#### GIVEN TASK:
Return the material exactly as supplied, apart from the pictures, which are omitted.

□ □ □ □ □

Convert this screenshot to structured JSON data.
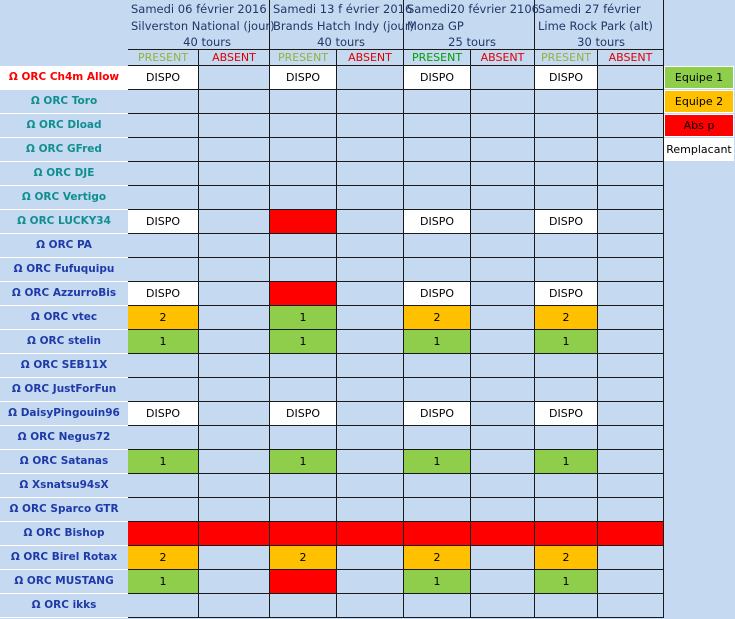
{
  "races": [
    {
      "line1": "Samedi 06 février 2016",
      "line2": "Silverston National (jour)",
      "line3": "40 tours"
    },
    {
      "line1": "Samedi 13 f évrier 2016",
      "line2": "Brands Hatch Indy (jour)",
      "line3": "40 tours"
    },
    {
      "line1": "Samedi20 février 2106",
      "line2": "Monza GP",
      "line3": "25 tours"
    },
    {
      "line1": "Samedi 27 février",
      "line2": "Lime Rock Park (alt)",
      "line3": "30 tours"
    }
  ],
  "present_label": "PRESENT",
  "absent_label": "ABSENT",
  "legend": [
    {
      "label": "Equipe 1",
      "color": "#8fce4a"
    },
    {
      "label": "Equipe 2",
      "color": "#ffc000"
    },
    {
      "label": "Abs p",
      "color": "#ff0000"
    },
    {
      "label": "Remplacant",
      "color": "#ffffff"
    }
  ],
  "cell_colors": {
    "dispo": "#ffffff",
    "equipe1": "#8fce4a",
    "equipe2": "#ffc000",
    "abs": "#ff0000",
    "empty": "#c5d9f1"
  },
  "pilots": [
    {
      "name": "Ω ORC Ch4m Allow",
      "style": "first",
      "cells": [
        [
          "dispo",
          "DISPO"
        ],
        "",
        [
          "dispo",
          "DISPO"
        ],
        "",
        [
          "dispo",
          "DISPO"
        ],
        "",
        [
          "dispo",
          "DISPO"
        ],
        ""
      ]
    },
    {
      "name": "Ω ORC Toro",
      "style": "teal",
      "cells": [
        "",
        "",
        "",
        "",
        "",
        "",
        "",
        ""
      ]
    },
    {
      "name": "Ω ORC Dload",
      "style": "teal",
      "cells": [
        "",
        "",
        "",
        "",
        "",
        "",
        "",
        ""
      ]
    },
    {
      "name": "Ω ORC GFred",
      "style": "teal",
      "cells": [
        "",
        "",
        "",
        "",
        "",
        "",
        "",
        ""
      ]
    },
    {
      "name": "Ω ORC DJE",
      "style": "teal",
      "cells": [
        "",
        "",
        "",
        "",
        "",
        "",
        "",
        ""
      ]
    },
    {
      "name": "Ω ORC Vertigo",
      "style": "teal",
      "cells": [
        "",
        "",
        "",
        "",
        "",
        "",
        "",
        ""
      ]
    },
    {
      "name": "Ω ORC LUCKY34",
      "style": "teal",
      "cells": [
        [
          "dispo",
          "DISPO"
        ],
        "",
        [
          "red",
          ""
        ],
        "",
        [
          "dispo",
          "DISPO"
        ],
        "",
        [
          "dispo",
          "DISPO"
        ],
        ""
      ]
    },
    {
      "name": "Ω ORC PA",
      "style": "blue",
      "cells": [
        "",
        "",
        "",
        "",
        "",
        "",
        "",
        ""
      ]
    },
    {
      "name": "Ω ORC Fufuquipu",
      "style": "blue",
      "cells": [
        "",
        "",
        "",
        "",
        "",
        "",
        "",
        ""
      ]
    },
    {
      "name": "Ω ORC AzzurroBis",
      "style": "blue",
      "cells": [
        [
          "dispo",
          "DISPO"
        ],
        "",
        [
          "red",
          ""
        ],
        "",
        [
          "dispo",
          "DISPO"
        ],
        "",
        [
          "dispo",
          "DISPO"
        ],
        ""
      ]
    },
    {
      "name": "Ω ORC vtec",
      "style": "blue",
      "cells": [
        [
          "c2",
          "2"
        ],
        "",
        [
          "c1",
          "1"
        ],
        "",
        [
          "c2",
          "2"
        ],
        "",
        [
          "c2",
          "2"
        ],
        ""
      ]
    },
    {
      "name": "Ω ORC stelin",
      "style": "blue",
      "cells": [
        [
          "c1",
          "1"
        ],
        "",
        [
          "c1",
          "1"
        ],
        "",
        [
          "c1",
          "1"
        ],
        "",
        [
          "c1",
          "1"
        ],
        ""
      ]
    },
    {
      "name": "Ω ORC SEB11X",
      "style": "blue",
      "cells": [
        "",
        "",
        "",
        "",
        "",
        "",
        "",
        ""
      ]
    },
    {
      "name": "Ω ORC JustForFun",
      "style": "blue",
      "cells": [
        "",
        "",
        "",
        "",
        "",
        "",
        "",
        ""
      ]
    },
    {
      "name": "Ω DaisyPingouin96",
      "style": "blue",
      "cells": [
        [
          "dispo",
          "DISPO"
        ],
        "",
        [
          "dispo",
          "DISPO"
        ],
        "",
        [
          "dispo",
          "DISPO"
        ],
        "",
        [
          "dispo",
          "DISPO"
        ],
        ""
      ]
    },
    {
      "name": "Ω ORC Negus72",
      "style": "blue",
      "cells": [
        "",
        "",
        "",
        "",
        "",
        "",
        "",
        ""
      ]
    },
    {
      "name": "Ω ORC Satanas",
      "style": "blue",
      "cells": [
        [
          "c1",
          "1"
        ],
        "",
        [
          "c1",
          "1"
        ],
        "",
        [
          "c1",
          "1"
        ],
        "",
        [
          "c1",
          "1"
        ],
        ""
      ]
    },
    {
      "name": "Ω Xsnatsu94sX",
      "style": "blue",
      "cells": [
        "",
        "",
        "",
        "",
        "",
        "",
        "",
        ""
      ]
    },
    {
      "name": "Ω ORC Sparco GTR",
      "style": "blue",
      "cells": [
        "",
        "",
        "",
        "",
        "",
        "",
        "",
        ""
      ]
    },
    {
      "name": "Ω ORC Bishop",
      "style": "blue",
      "cells": [
        [
          "red",
          ""
        ],
        [
          "red",
          ""
        ],
        [
          "red",
          ""
        ],
        [
          "red",
          ""
        ],
        [
          "red",
          ""
        ],
        [
          "red",
          ""
        ],
        [
          "red",
          ""
        ],
        [
          "red",
          ""
        ]
      ]
    },
    {
      "name": "Ω ORC Birel Rotax",
      "style": "blue",
      "cells": [
        [
          "c2",
          "2"
        ],
        "",
        [
          "c2",
          "2"
        ],
        "",
        [
          "c2",
          "2"
        ],
        "",
        [
          "c2",
          "2"
        ],
        ""
      ]
    },
    {
      "name": "Ω ORC MUSTANG",
      "style": "blue",
      "cells": [
        [
          "c1",
          "1"
        ],
        "",
        [
          "red",
          ""
        ],
        "",
        [
          "c1",
          "1"
        ],
        "",
        [
          "c1",
          "1"
        ],
        ""
      ]
    },
    {
      "name": "Ω ORC ikks",
      "style": "blue",
      "cells": [
        "",
        "",
        "",
        "",
        "",
        "",
        "",
        ""
      ]
    }
  ]
}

□ □ □ □ □

#### FULL SOLUTION:
Convert this screenshot to structured JSON data.
{
  "races": [
    {
      "line1": "Samedi 06 février 2016",
      "line2": "Silverston National (jour)",
      "line3": "40 tours"
    },
    {
      "line1": "Samedi 13 f évrier 2016",
      "line2": "Brands Hatch Indy (jour)",
      "line3": "40 tours"
    },
    {
      "line1": "Samedi20 février 2106",
      "line2": "Monza GP",
      "line3": "25 tours"
    },
    {
      "line1": "Samedi 27 février",
      "line2": "Lime Rock Park (alt)",
      "line3": "30 tours"
    }
  ],
  "present_label": "PRESENT",
  "absent_label": "ABSENT",
  "legend": [
    {
      "label": "Equipe 1",
      "color": "#8fce4a"
    },
    {
      "label": "Equipe 2",
      "color": "#ffc000"
    },
    {
      "label": "Abs p",
      "color": "#ff0000"
    },
    {
      "label": "Remplacant",
      "color": "#ffffff"
    }
  ],
  "cell_colors": {
    "dispo": "#ffffff",
    "equipe1": "#8fce4a",
    "equipe2": "#ffc000",
    "abs": "#ff0000",
    "empty": "#c5d9f1"
  },
  "pilots": [
    {
      "name": "Ω ORC Ch4m Allow",
      "style": "first",
      "cells": [
        [
          "dispo",
          "DISPO"
        ],
        "",
        [
          "dispo",
          "DISPO"
        ],
        "",
        [
          "dispo",
          "DISPO"
        ],
        "",
        [
          "dispo",
          "DISPO"
        ],
        ""
      ]
    },
    {
      "name": "Ω ORC Toro",
      "style": "teal",
      "cells": [
        "",
        "",
        "",
        "",
        "",
        "",
        "",
        ""
      ]
    },
    {
      "name": "Ω ORC Dload",
      "style": "teal",
      "cells": [
        "",
        "",
        "",
        "",
        "",
        "",
        "",
        ""
      ]
    },
    {
      "name": "Ω ORC GFred",
      "style": "teal",
      "cells": [
        "",
        "",
        "",
        "",
        "",
        "",
        "",
        ""
      ]
    },
    {
      "name": "Ω ORC DJE",
      "style": "teal",
      "cells": [
        "",
        "",
        "",
        "",
        "",
        "",
        "",
        ""
      ]
    },
    {
      "name": "Ω ORC Vertigo",
      "style": "teal",
      "cells": [
        "",
        "",
        "",
        "",
        "",
        "",
        "",
        ""
      ]
    },
    {
      "name": "Ω ORC LUCKY34",
      "style": "teal",
      "cells": [
        [
          "dispo",
          "DISPO"
        ],
        "",
        [
          "red",
          ""
        ],
        "",
        [
          "dispo",
          "DISPO"
        ],
        "",
        [
          "dispo",
          "DISPO"
        ],
        ""
      ]
    },
    {
      "name": "Ω ORC PA",
      "style": "blue",
      "cells": [
        "",
        "",
        "",
        "",
        "",
        "",
        "",
        ""
      ]
    },
    {
      "name": "Ω ORC Fufuquipu",
      "style": "blue",
      "cells": [
        "",
        "",
        "",
        "",
        "",
        "",
        "",
        ""
      ]
    },
    {
      "name": "Ω ORC AzzurroBis",
      "style": "blue",
      "cells": [
        [
          "dispo",
          "DISPO"
        ],
        "",
        [
          "red",
          ""
        ],
        "",
        [
          "dispo",
          "DISPO"
        ],
        "",
        [
          "dispo",
          "DISPO"
        ],
        ""
      ]
    },
    {
      "name": "Ω ORC vtec",
      "style": "blue",
      "cells": [
        [
          "c2",
          "2"
        ],
        "",
        [
          "c1",
          "1"
        ],
        "",
        [
          "c2",
          "2"
        ],
        "",
        [
          "c2",
          "2"
        ],
        ""
      ]
    },
    {
      "name": "Ω ORC stelin",
      "style": "blue",
      "cells": [
        [
          "c1",
          "1"
        ],
        "",
        [
          "c1",
          "1"
        ],
        "",
        [
          "c1",
          "1"
        ],
        "",
        [
          "c1",
          "1"
        ],
        ""
      ]
    },
    {
      "name": "Ω ORC SEB11X",
      "style": "blue",
      "cells": [
        "",
        "",
        "",
        "",
        "",
        "",
        "",
        ""
      ]
    },
    {
      "name": "Ω ORC JustForFun",
      "style": "blue",
      "cells": [
        "",
        "",
        "",
        "",
        "",
        "",
        "",
        ""
      ]
    },
    {
      "name": "Ω DaisyPingouin96",
      "style": "blue",
      "cells": [
        [
          "dispo",
          "DISPO"
        ],
        "",
        [
          "dispo",
          "DISPO"
        ],
        "",
        [
          "dispo",
          "DISPO"
        ],
        "",
        [
          "dispo",
          "DISPO"
        ],
        ""
      ]
    },
    {
      "name": "Ω ORC Negus72",
      "style": "blue",
      "cells": [
        "",
        "",
        "",
        "",
        "",
        "",
        "",
        ""
      ]
    },
    {
      "name": "Ω ORC Satanas",
      "style": "blue",
      "cells": [
        [
          "c1",
          "1"
        ],
        "",
        [
          "c1",
          "1"
        ],
        "",
        [
          "c1",
          "1"
        ],
        "",
        [
          "c1",
          "1"
        ],
        ""
      ]
    },
    {
      "name": "Ω Xsnatsu94sX",
      "style": "blue",
      "cells": [
        "",
        "",
        "",
        "",
        "",
        "",
        "",
        ""
      ]
    },
    {
      "name": "Ω ORC Sparco GTR",
      "style": "blue",
      "cells": [
        "",
        "",
        "",
        "",
        "",
        "",
        "",
        ""
      ]
    },
    {
      "name": "Ω ORC Bishop",
      "style": "blue",
      "cells": [
        [
          "red",
          ""
        ],
        [
          "red",
          ""
        ],
        [
          "red",
          ""
        ],
        [
          "red",
          ""
        ],
        [
          "red",
          ""
        ],
        [
          "red",
          ""
        ],
        [
          "red",
          ""
        ],
        [
          "red",
          ""
        ]
      ]
    },
    {
      "name": "Ω ORC Birel Rotax",
      "style": "blue",
      "cells": [
        [
          "c2",
          "2"
        ],
        "",
        [
          "c2",
          "2"
        ],
        "",
        [
          "c2",
          "2"
        ],
        "",
        [
          "c2",
          "2"
        ],
        ""
      ]
    },
    {
      "name": "Ω ORC MUSTANG",
      "style": "blue",
      "cells": [
        [
          "c1",
          "1"
        ],
        "",
        [
          "red",
          ""
        ],
        "",
        [
          "c1",
          "1"
        ],
        "",
        [
          "c1",
          "1"
        ],
        ""
      ]
    },
    {
      "name": "Ω ORC ikks",
      "style": "blue",
      "cells": [
        "",
        "",
        "",
        "",
        "",
        "",
        "",
        ""
      ]
    }
  ]
}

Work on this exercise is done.